● **Entries supplied**:
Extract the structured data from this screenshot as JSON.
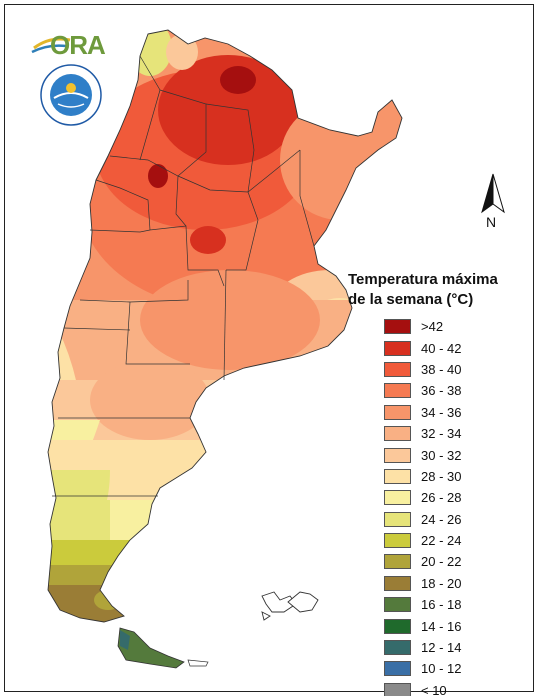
{
  "logo": {
    "text": "ORA"
  },
  "seal": {
    "text": "SERVICIO METEOROLOGICO NACIONAL · ARGENTINA"
  },
  "north": {
    "label": "N"
  },
  "legend": {
    "title_line1": "Temperatura máxima",
    "title_line2": "de la semana (°C)",
    "items": [
      {
        "label": ">42",
        "color": "#a50f0f"
      },
      {
        "label": "40 - 42",
        "color": "#d7301f"
      },
      {
        "label": "38 - 40",
        "color": "#f05a3a"
      },
      {
        "label": "36 - 38",
        "color": "#f57a52"
      },
      {
        "label": "34 - 36",
        "color": "#f7956a"
      },
      {
        "label": "32 - 34",
        "color": "#f9b084"
      },
      {
        "label": "30 - 32",
        "color": "#fbc89a"
      },
      {
        "label": "28 - 30",
        "color": "#fde1a6"
      },
      {
        "label": "26 - 28",
        "color": "#f8f0a0"
      },
      {
        "label": "24 - 26",
        "color": "#e6e47a"
      },
      {
        "label": "22 - 24",
        "color": "#cbcb3c"
      },
      {
        "label": "20 - 22",
        "color": "#b0a43a"
      },
      {
        "label": "18 - 20",
        "color": "#9a7d36"
      },
      {
        "label": "16 - 18",
        "color": "#547a3c"
      },
      {
        "label": "14 - 16",
        "color": "#1f6a2c"
      },
      {
        "label": "12 - 14",
        "color": "#356b6b"
      },
      {
        "label": "10 - 12",
        "color": "#3a6fa6"
      },
      {
        "label": "< 10",
        "color": "#8a8a8a"
      }
    ]
  }
}
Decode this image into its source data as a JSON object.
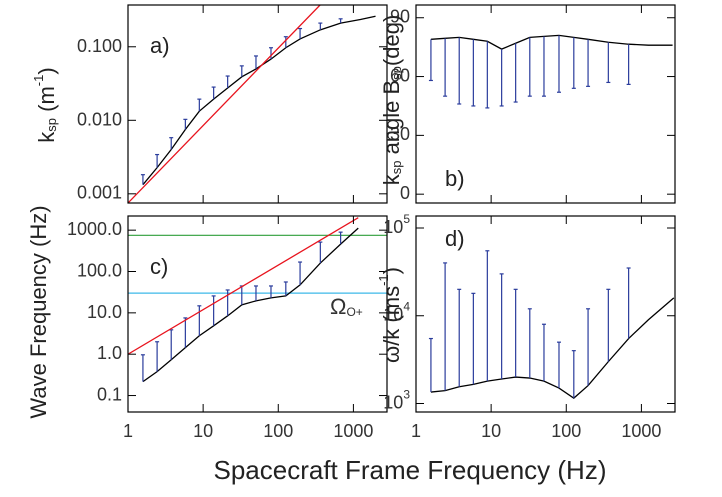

● **Your task**: Count how many lines of the listing above include "JSON" and report that number alone.

● **Answer to this exercise**: 2